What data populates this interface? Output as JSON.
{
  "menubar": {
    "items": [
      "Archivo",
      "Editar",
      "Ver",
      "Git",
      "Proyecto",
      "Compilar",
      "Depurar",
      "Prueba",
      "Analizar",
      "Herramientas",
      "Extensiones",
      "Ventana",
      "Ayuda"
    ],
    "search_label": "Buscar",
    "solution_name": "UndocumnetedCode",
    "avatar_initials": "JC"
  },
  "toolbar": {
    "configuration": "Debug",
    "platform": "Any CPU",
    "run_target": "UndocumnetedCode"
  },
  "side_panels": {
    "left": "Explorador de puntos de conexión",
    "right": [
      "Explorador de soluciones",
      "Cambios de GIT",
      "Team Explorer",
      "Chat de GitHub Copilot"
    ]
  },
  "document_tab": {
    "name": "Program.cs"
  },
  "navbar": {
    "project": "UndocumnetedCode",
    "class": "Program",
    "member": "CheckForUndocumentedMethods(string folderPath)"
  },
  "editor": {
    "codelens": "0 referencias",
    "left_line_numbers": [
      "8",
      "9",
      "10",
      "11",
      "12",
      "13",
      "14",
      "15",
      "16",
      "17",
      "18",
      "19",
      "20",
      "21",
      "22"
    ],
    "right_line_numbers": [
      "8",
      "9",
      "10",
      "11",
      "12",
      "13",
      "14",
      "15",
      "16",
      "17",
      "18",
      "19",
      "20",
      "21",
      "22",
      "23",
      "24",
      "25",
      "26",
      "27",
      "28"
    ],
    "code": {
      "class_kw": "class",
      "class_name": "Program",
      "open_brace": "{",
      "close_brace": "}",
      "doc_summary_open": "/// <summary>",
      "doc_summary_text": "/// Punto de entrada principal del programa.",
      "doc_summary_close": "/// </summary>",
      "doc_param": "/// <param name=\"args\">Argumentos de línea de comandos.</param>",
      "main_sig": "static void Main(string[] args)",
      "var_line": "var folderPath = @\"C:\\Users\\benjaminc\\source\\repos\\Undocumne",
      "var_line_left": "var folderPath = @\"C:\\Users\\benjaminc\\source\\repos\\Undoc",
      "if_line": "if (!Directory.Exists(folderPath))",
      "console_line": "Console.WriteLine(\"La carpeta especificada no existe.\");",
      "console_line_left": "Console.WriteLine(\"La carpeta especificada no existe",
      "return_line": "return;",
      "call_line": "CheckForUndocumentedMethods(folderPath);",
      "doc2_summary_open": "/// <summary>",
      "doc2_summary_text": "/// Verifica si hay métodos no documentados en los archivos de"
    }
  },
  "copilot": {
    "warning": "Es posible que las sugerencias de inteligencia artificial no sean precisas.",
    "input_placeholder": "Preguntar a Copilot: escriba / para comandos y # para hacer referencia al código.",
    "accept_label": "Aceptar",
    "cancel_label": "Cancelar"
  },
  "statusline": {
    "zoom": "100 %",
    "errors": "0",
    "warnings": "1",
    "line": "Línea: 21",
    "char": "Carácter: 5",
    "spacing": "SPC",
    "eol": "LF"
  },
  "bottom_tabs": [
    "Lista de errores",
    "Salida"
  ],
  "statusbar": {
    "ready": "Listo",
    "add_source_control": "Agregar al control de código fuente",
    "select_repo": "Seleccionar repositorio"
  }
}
* * *
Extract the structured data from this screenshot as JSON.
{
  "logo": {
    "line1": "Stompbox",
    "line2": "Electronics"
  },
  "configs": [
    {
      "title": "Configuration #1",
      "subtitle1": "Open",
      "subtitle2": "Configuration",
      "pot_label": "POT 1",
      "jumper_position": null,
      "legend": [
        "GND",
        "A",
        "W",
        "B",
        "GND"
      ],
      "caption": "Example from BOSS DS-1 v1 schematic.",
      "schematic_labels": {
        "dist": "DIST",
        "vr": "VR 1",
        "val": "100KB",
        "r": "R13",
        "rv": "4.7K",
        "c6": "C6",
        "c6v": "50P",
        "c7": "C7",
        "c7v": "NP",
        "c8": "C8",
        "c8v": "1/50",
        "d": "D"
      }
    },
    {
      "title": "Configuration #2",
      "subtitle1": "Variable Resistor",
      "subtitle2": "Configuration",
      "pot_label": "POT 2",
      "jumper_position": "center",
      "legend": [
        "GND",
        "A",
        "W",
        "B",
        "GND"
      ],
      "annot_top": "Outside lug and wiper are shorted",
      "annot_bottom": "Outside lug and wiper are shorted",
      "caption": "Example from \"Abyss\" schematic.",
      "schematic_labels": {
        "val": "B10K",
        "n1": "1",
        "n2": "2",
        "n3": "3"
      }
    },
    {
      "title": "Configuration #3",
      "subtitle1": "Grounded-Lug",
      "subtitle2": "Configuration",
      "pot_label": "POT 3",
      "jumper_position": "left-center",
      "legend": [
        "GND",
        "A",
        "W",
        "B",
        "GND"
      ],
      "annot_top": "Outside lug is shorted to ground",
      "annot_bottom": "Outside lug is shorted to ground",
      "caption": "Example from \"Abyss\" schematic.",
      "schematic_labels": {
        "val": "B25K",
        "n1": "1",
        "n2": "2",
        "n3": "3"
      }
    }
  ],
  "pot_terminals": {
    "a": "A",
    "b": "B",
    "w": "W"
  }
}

#### Task brief:
Look through the data above. Each line containing the word "this" needs to be copied.

#### Task solution:
What data populates this interface? Output as JSON.
Extract the structured data from this screenshot as JSON.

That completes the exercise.